◆ **THE TASK**
Find all lines in the listing that include the word "data", then copy them.

◆ **TASK INPUT**

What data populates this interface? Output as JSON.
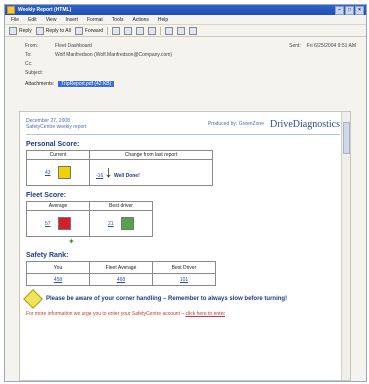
{
  "window": {
    "title": "Weekly Report (HTML)",
    "controls": [
      "–",
      "□",
      "×"
    ]
  },
  "menu": [
    "File",
    "Edit",
    "View",
    "Insert",
    "Format",
    "Tools",
    "Actions",
    "Help"
  ],
  "toolbar": {
    "buttons": [
      "Reply",
      "Reply to All",
      "Forward"
    ]
  },
  "header": {
    "from_label": "From:",
    "from_value": "Fleet Dashboard",
    "sent_label": "Sent:",
    "sent_value": "Fri 6/25/2004 9:51 AM",
    "to_label": "To:",
    "to_value": "Wolf Manfredson (Wolf.Manfredson@Company.com)",
    "cc_label": "Cc:",
    "subject_label": "Subject:",
    "attachments_label": "Attachments:",
    "attachment_file": "TripReport.pdf (42 KB)"
  },
  "email": {
    "date": "December 27, 2008",
    "subtitle": "SafetyCentre weekly report",
    "produced_by": "Produced by: GreenZone",
    "brand": "DriveDiagnostics",
    "personal_title": "Personal Score:",
    "personal_headers": [
      "Current",
      "Change from last report"
    ],
    "current_score": "43",
    "change_score": "-16",
    "change_note": "Well Done!",
    "fleet_title": "Fleet Score:",
    "fleet_headers": [
      "Average",
      "Best driver"
    ],
    "fleet_average": "57",
    "fleet_best": "21",
    "safety_title": "Safety Rank:",
    "rank_headers": [
      "You",
      "Fleet Average",
      "Best Driver"
    ],
    "rank_values": [
      "458",
      "468",
      "101"
    ],
    "tip_text": "Please be aware of your corner handling – Remember to always slow before turning!",
    "footer_text": "For more information we urge you to enter your SafetyCentre account –",
    "footer_link": "click here to enter"
  },
  "colors": {
    "current_tile": "#f2d100",
    "average_tile": "#d41f2a",
    "best_tile": "#54a24a"
  }
}
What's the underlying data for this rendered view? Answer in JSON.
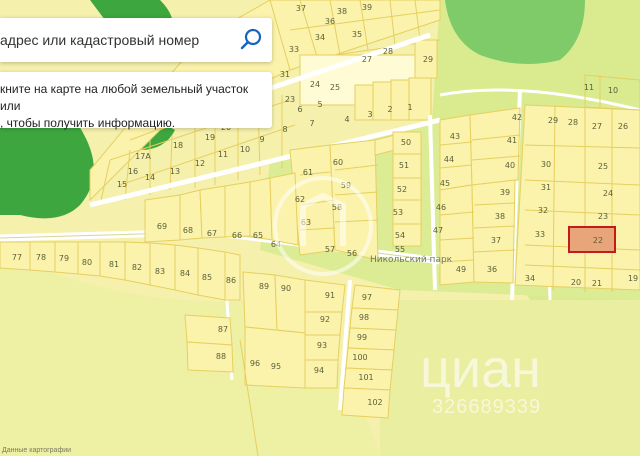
{
  "search": {
    "placeholder": "адрес или кадастровый номер",
    "icon": "search-icon"
  },
  "hint": {
    "text": "кните на карте на любой земельный участок или\n, чтобы получить информацию."
  },
  "street_label": "Никольский парк",
  "watermark": {
    "brand": "циан",
    "phone": "326689339"
  },
  "bottom_note": "Данные картографии",
  "highlighted_parcel": "22",
  "colors": {
    "background": "#f4f0a8",
    "parcel_fill": "#fbf2a9",
    "parcel_stroke": "#e6cf60",
    "forest": "#3aa53c",
    "meadow": "#d6ea8a",
    "selected_stroke": "#c21b1b",
    "selected_fill": "#e8a878"
  },
  "parcels": [
    {
      "id": "p37",
      "label": "37"
    },
    {
      "id": "p38",
      "label": "38"
    },
    {
      "id": "p39",
      "label": "39"
    },
    {
      "id": "p36a",
      "label": "36"
    },
    {
      "id": "p35",
      "label": "35"
    },
    {
      "id": "p34a",
      "label": "34"
    },
    {
      "id": "p33a",
      "label": "33"
    },
    {
      "id": "p32a",
      "label": "32"
    },
    {
      "id": "p31a",
      "label": "31"
    },
    {
      "id": "p30a",
      "label": "30"
    },
    {
      "id": "p28a",
      "label": "28"
    },
    {
      "id": "p27a",
      "label": "27"
    },
    {
      "id": "p29a",
      "label": "29"
    },
    {
      "id": "p26a",
      "label": "26"
    },
    {
      "id": "p25a",
      "label": "25"
    },
    {
      "id": "p24a",
      "label": "24"
    },
    {
      "id": "p23a",
      "label": "23"
    },
    {
      "id": "p22a",
      "label": "22"
    },
    {
      "id": "p21a",
      "label": "21"
    },
    {
      "id": "p20a",
      "label": "20"
    },
    {
      "id": "p19a",
      "label": "19"
    },
    {
      "id": "p18a",
      "label": "18"
    },
    {
      "id": "p17A",
      "label": "17А"
    },
    {
      "id": "p16a",
      "label": "16"
    },
    {
      "id": "p15a",
      "label": "15"
    },
    {
      "id": "p14a",
      "label": "14"
    },
    {
      "id": "p13a",
      "label": "13"
    },
    {
      "id": "p12a",
      "label": "12"
    },
    {
      "id": "p11a",
      "label": "11"
    },
    {
      "id": "p10a",
      "label": "10"
    },
    {
      "id": "p9a",
      "label": "9"
    },
    {
      "id": "p8a",
      "label": "8"
    },
    {
      "id": "p7a",
      "label": "7"
    },
    {
      "id": "p6a",
      "label": "6"
    },
    {
      "id": "p5a",
      "label": "5"
    },
    {
      "id": "p4a",
      "label": "4"
    },
    {
      "id": "p3a",
      "label": "3"
    },
    {
      "id": "p2a",
      "label": "2"
    },
    {
      "id": "p1a",
      "label": "1"
    },
    {
      "id": "p61",
      "label": "61"
    },
    {
      "id": "p60",
      "label": "60"
    },
    {
      "id": "p59",
      "label": "59"
    },
    {
      "id": "p58",
      "label": "58"
    },
    {
      "id": "p62",
      "label": "62"
    },
    {
      "id": "p63",
      "label": "63"
    },
    {
      "id": "p64",
      "label": "64"
    },
    {
      "id": "p65",
      "label": "65"
    },
    {
      "id": "p66",
      "label": "66"
    },
    {
      "id": "p67",
      "label": "67"
    },
    {
      "id": "p68",
      "label": "68"
    },
    {
      "id": "p69",
      "label": "69"
    },
    {
      "id": "p57",
      "label": "57"
    },
    {
      "id": "p56",
      "label": "56"
    },
    {
      "id": "p50",
      "label": "50"
    },
    {
      "id": "p51",
      "label": "51"
    },
    {
      "id": "p52",
      "label": "52"
    },
    {
      "id": "p53",
      "label": "53"
    },
    {
      "id": "p54",
      "label": "54"
    },
    {
      "id": "p55",
      "label": "55"
    },
    {
      "id": "p43",
      "label": "43"
    },
    {
      "id": "p44",
      "label": "44"
    },
    {
      "id": "p45",
      "label": "45"
    },
    {
      "id": "p46",
      "label": "46"
    },
    {
      "id": "p47",
      "label": "47"
    },
    {
      "id": "p49",
      "label": "49"
    },
    {
      "id": "p36b",
      "label": "36"
    },
    {
      "id": "p37b",
      "label": "37"
    },
    {
      "id": "p38b",
      "label": "38"
    },
    {
      "id": "p39b",
      "label": "39"
    },
    {
      "id": "p40",
      "label": "40"
    },
    {
      "id": "p41",
      "label": "41"
    },
    {
      "id": "p42",
      "label": "42"
    },
    {
      "id": "p33b",
      "label": "33"
    },
    {
      "id": "p34b",
      "label": "34"
    },
    {
      "id": "p32b",
      "label": "32"
    },
    {
      "id": "p31b",
      "label": "31"
    },
    {
      "id": "p30b",
      "label": "30"
    },
    {
      "id": "p29b",
      "label": "29"
    },
    {
      "id": "p28b",
      "label": "28"
    },
    {
      "id": "p27b",
      "label": "27"
    },
    {
      "id": "p26b",
      "label": "26"
    },
    {
      "id": "p25b",
      "label": "25"
    },
    {
      "id": "p24b",
      "label": "24"
    },
    {
      "id": "p23b",
      "label": "23"
    },
    {
      "id": "p22b",
      "label": "22"
    },
    {
      "id": "p21b",
      "label": "21"
    },
    {
      "id": "p20b",
      "label": "20"
    },
    {
      "id": "p19b",
      "label": "19"
    },
    {
      "id": "p11b",
      "label": "11"
    },
    {
      "id": "p10b",
      "label": "10"
    },
    {
      "id": "p77",
      "label": "77"
    },
    {
      "id": "p78",
      "label": "78"
    },
    {
      "id": "p79",
      "label": "79"
    },
    {
      "id": "p80",
      "label": "80"
    },
    {
      "id": "p81",
      "label": "81"
    },
    {
      "id": "p82",
      "label": "82"
    },
    {
      "id": "p83",
      "label": "83"
    },
    {
      "id": "p84",
      "label": "84"
    },
    {
      "id": "p85",
      "label": "85"
    },
    {
      "id": "p86",
      "label": "86"
    },
    {
      "id": "p87",
      "label": "87"
    },
    {
      "id": "p88",
      "label": "88"
    },
    {
      "id": "p89",
      "label": "89"
    },
    {
      "id": "p90",
      "label": "90"
    },
    {
      "id": "p91",
      "label": "91"
    },
    {
      "id": "p92",
      "label": "92"
    },
    {
      "id": "p93",
      "label": "93"
    },
    {
      "id": "p94",
      "label": "94"
    },
    {
      "id": "p95",
      "label": "95"
    },
    {
      "id": "p96",
      "label": "96"
    },
    {
      "id": "p97",
      "label": "97"
    },
    {
      "id": "p98",
      "label": "98"
    },
    {
      "id": "p99",
      "label": "99"
    },
    {
      "id": "p100",
      "label": "100"
    },
    {
      "id": "p101",
      "label": "101"
    },
    {
      "id": "p102",
      "label": "102"
    }
  ]
}
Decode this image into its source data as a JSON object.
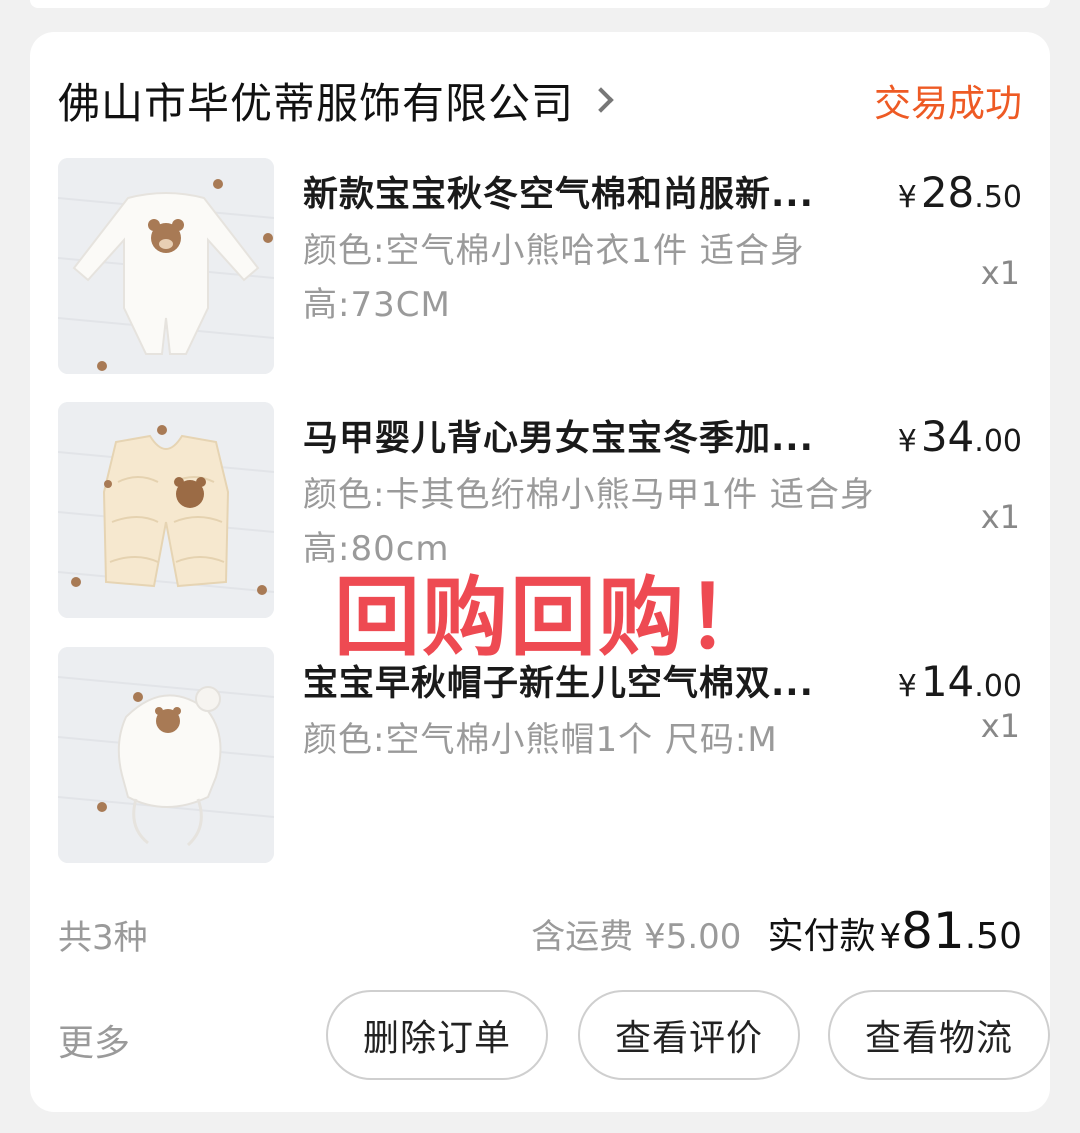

◆ **SOLUTION FOR THIS PROBLEM**
What data populates this interface? Output as JSON.
What's the underlying data for this rendered view? Answer in JSON.
Decode this image into its source data as a JSON object.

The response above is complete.